WHAT IS EXPECTED
Each line below is to be written out in full, exactly as shown.

ENTRIES PROVIDED

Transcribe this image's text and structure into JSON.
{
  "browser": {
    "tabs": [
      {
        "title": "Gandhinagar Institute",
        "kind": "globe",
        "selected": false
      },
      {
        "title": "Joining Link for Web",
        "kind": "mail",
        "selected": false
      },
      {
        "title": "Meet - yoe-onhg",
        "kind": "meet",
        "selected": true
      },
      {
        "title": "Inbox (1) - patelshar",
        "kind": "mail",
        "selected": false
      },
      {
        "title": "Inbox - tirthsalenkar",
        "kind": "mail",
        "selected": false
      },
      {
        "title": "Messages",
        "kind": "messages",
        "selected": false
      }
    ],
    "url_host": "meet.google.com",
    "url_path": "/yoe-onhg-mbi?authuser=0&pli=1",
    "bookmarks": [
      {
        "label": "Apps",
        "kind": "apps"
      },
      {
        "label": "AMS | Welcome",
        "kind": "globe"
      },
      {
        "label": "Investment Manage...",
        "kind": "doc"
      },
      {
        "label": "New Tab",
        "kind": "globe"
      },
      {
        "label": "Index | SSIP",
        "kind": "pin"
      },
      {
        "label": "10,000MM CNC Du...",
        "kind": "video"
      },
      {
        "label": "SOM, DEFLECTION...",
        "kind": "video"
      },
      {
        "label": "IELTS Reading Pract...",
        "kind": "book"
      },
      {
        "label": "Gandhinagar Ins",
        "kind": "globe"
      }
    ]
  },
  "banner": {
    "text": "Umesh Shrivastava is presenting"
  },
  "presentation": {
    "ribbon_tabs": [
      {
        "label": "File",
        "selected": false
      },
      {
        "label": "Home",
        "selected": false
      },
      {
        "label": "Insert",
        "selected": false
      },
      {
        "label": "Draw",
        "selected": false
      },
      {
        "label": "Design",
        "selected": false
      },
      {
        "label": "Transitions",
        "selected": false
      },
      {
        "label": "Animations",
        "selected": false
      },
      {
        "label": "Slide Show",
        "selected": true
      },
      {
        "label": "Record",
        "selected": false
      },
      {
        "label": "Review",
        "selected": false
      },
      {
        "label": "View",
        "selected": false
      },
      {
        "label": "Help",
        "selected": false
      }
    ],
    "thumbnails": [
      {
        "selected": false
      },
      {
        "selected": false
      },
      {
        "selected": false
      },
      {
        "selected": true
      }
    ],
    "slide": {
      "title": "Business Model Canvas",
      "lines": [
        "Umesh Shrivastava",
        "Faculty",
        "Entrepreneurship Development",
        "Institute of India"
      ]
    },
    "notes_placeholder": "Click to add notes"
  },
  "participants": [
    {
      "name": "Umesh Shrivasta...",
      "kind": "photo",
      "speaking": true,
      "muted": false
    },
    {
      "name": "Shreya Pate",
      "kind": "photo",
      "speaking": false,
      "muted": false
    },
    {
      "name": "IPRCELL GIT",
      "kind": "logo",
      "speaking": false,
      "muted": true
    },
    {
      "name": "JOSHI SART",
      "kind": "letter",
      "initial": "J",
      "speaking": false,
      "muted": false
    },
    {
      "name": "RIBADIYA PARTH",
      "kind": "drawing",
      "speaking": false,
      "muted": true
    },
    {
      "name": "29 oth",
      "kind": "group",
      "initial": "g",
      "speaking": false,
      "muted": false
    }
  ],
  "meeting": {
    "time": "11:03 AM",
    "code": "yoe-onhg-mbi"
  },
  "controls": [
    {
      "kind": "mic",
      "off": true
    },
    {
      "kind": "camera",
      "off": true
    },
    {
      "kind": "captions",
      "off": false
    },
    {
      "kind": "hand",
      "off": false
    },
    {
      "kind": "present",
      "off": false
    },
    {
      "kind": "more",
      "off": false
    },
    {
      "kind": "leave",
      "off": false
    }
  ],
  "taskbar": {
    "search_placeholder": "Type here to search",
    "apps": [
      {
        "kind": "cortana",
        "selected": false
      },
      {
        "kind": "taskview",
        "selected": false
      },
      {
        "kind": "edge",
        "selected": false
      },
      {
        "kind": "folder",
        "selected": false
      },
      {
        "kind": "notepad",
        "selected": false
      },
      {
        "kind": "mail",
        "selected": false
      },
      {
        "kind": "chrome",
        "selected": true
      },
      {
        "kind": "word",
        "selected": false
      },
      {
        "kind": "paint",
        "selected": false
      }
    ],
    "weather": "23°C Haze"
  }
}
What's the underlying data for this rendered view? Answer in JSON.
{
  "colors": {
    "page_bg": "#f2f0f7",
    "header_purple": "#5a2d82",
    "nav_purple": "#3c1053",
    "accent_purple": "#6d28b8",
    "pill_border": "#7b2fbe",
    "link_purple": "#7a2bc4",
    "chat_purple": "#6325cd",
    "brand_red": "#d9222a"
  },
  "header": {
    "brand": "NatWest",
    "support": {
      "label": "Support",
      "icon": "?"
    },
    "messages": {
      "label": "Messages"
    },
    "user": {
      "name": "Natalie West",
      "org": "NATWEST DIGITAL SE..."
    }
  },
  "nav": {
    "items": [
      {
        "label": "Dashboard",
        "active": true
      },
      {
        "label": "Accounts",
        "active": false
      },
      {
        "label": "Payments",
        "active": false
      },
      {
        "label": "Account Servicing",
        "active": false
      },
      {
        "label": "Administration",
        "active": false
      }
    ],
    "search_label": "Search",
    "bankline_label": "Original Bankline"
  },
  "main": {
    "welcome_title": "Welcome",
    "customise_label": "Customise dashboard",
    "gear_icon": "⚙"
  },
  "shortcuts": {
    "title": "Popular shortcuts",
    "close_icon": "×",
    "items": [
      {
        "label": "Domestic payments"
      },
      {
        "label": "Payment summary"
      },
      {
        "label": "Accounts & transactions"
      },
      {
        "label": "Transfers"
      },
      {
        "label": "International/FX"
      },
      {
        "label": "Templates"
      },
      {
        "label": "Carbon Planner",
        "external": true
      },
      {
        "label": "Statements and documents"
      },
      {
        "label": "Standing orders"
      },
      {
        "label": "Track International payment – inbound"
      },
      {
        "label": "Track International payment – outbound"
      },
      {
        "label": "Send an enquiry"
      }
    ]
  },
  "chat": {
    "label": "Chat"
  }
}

RESULT FOR THIS EXERCISE
Transcribe this image's text and structure into JSON.
{
  "browser": {
    "tabs": [
      {
        "title": "Gandhinagar Institute",
        "kind": "globe",
        "selected": false
      },
      {
        "title": "Joining Link for Web",
        "kind": "mail",
        "selected": false
      },
      {
        "title": "Meet - yoe-onhg",
        "kind": "meet",
        "selected": true
      },
      {
        "title": "Inbox (1) - patelshar",
        "kind": "mail",
        "selected": false
      },
      {
        "title": "Inbox - tirthsalenkar",
        "kind": "mail",
        "selected": false
      },
      {
        "title": "Messages",
        "kind": "messages",
        "selected": false
      }
    ],
    "url_host": "meet.google.com",
    "url_path": "/yoe-onhg-mbi?authuser=0&pli=1",
    "bookmarks": [
      {
        "label": "Apps",
        "kind": "apps"
      },
      {
        "label": "AMS | Welcome",
        "kind": "globe"
      },
      {
        "label": "Investment Manage...",
        "kind": "doc"
      },
      {
        "label": "New Tab",
        "kind": "globe"
      },
      {
        "label": "Index | SSIP",
        "kind": "pin"
      },
      {
        "label": "10,000MM CNC Du...",
        "kind": "video"
      },
      {
        "label": "SOM, DEFLECTION...",
        "kind": "video"
      },
      {
        "label": "IELTS Reading Pract...",
        "kind": "book"
      },
      {
        "label": "Gandhinagar Ins",
        "kind": "globe"
      }
    ]
  },
  "banner": {
    "text": "Umesh Shrivastava is presenting"
  },
  "presentation": {
    "ribbon_tabs": [
      {
        "label": "File",
        "selected": false
      },
      {
        "label": "Home",
        "selected": false
      },
      {
        "label": "Insert",
        "selected": false
      },
      {
        "label": "Draw",
        "selected": false
      },
      {
        "label": "Design",
        "selected": false
      },
      {
        "label": "Transitions",
        "selected": false
      },
      {
        "label": "Animations",
        "selected": false
      },
      {
        "label": "Slide Show",
        "selected": true
      },
      {
        "label": "Record",
        "selected": false
      },
      {
        "label": "Review",
        "selected": false
      },
      {
        "label": "View",
        "selected": false
      },
      {
        "label": "Help",
        "selected": false
      }
    ],
    "thumbnails": [
      {
        "selected": false
      },
      {
        "selected": false
      },
      {
        "selected": false
      },
      {
        "selected": true
      }
    ],
    "slide": {
      "title": "Business Model Canvas",
      "lines": [
        "Umesh Shrivastava",
        "Faculty",
        "Entrepreneurship Development",
        "Institute of India"
      ]
    },
    "notes_placeholder": "Click to add notes"
  },
  "participants": [
    {
      "name": "Umesh Shrivasta...",
      "kind": "photo",
      "speaking": true,
      "muted": false
    },
    {
      "name": "Shreya Pate",
      "kind": "photo",
      "speaking": false,
      "muted": false
    },
    {
      "name": "IPRCELL GIT",
      "kind": "logo",
      "speaking": false,
      "muted": true
    },
    {
      "name": "JOSHI SART",
      "kind": "letter",
      "initial": "J",
      "speaking": false,
      "muted": false
    },
    {
      "name": "RIBADIYA PARTH",
      "kind": "drawing",
      "speaking": false,
      "muted": true
    },
    {
      "name": "29 oth",
      "kind": "group",
      "initial": "g",
      "speaking": false,
      "muted": false
    }
  ],
  "meeting": {
    "time": "11:03 AM",
    "code": "yoe-onhg-mbi"
  },
  "controls": [
    {
      "kind": "mic",
      "off": true
    },
    {
      "kind": "camera",
      "off": true
    },
    {
      "kind": "captions",
      "off": false
    },
    {
      "kind": "hand",
      "off": false
    },
    {
      "kind": "present",
      "off": false
    },
    {
      "kind": "more",
      "off": false
    },
    {
      "kind": "leave",
      "off": false
    }
  ],
  "taskbar": {
    "search_placeholder": "Type here to search",
    "apps": [
      {
        "kind": "cortana",
        "selected": false
      },
      {
        "kind": "taskview",
        "selected": false
      },
      {
        "kind": "edge",
        "selected": false
      },
      {
        "kind": "folder",
        "selected": false
      },
      {
        "kind": "notepad",
        "selected": false
      },
      {
        "kind": "mail",
        "selected": false
      },
      {
        "kind": "chrome",
        "selected": true
      },
      {
        "kind": "word",
        "selected": false
      },
      {
        "kind": "paint",
        "selected": false
      }
    ],
    "weather": "23°C Haze"
  }
}
What's the underlying data for this rendered view? Answer in JSON.
{
  "colors": {
    "page_bg": "#f2f0f7",
    "header_purple": "#5a2d82",
    "nav_purple": "#3c1053",
    "accent_purple": "#6d28b8",
    "pill_border": "#7b2fbe",
    "link_purple": "#7a2bc4",
    "chat_purple": "#6325cd",
    "brand_red": "#d9222a"
  },
  "header": {
    "brand": "NatWest",
    "support": {
      "label": "Support",
      "icon": "?"
    },
    "messages": {
      "label": "Messages"
    },
    "user": {
      "name": "Natalie West",
      "org": "NATWEST DIGITAL SE..."
    }
  },
  "nav": {
    "items": [
      {
        "label": "Dashboard",
        "active": true
      },
      {
        "label": "Accounts",
        "active": false
      },
      {
        "label": "Payments",
        "active": false
      },
      {
        "label": "Account Servicing",
        "active": false
      },
      {
        "label": "Administration",
        "active": false
      }
    ],
    "search_label": "Search",
    "bankline_label": "Original Bankline"
  },
  "main": {
    "welcome_title": "Welcome",
    "customise_label": "Customise dashboard",
    "gear_icon": "⚙"
  },
  "shortcuts": {
    "title": "Popular shortcuts",
    "close_icon": "×",
    "items": [
      {
        "label": "Domestic payments"
      },
      {
        "label": "Payment summary"
      },
      {
        "label": "Accounts & transactions"
      },
      {
        "label": "Transfers"
      },
      {
        "label": "International/FX"
      },
      {
        "label": "Templates"
      },
      {
        "label": "Carbon Planner",
        "external": true
      },
      {
        "label": "Statements and documents"
      },
      {
        "label": "Standing orders"
      },
      {
        "label": "Track International payment – inbound"
      },
      {
        "label": "Track International payment – outbound"
      },
      {
        "label": "Send an enquiry"
      }
    ]
  },
  "chat": {
    "label": "Chat"
  }
}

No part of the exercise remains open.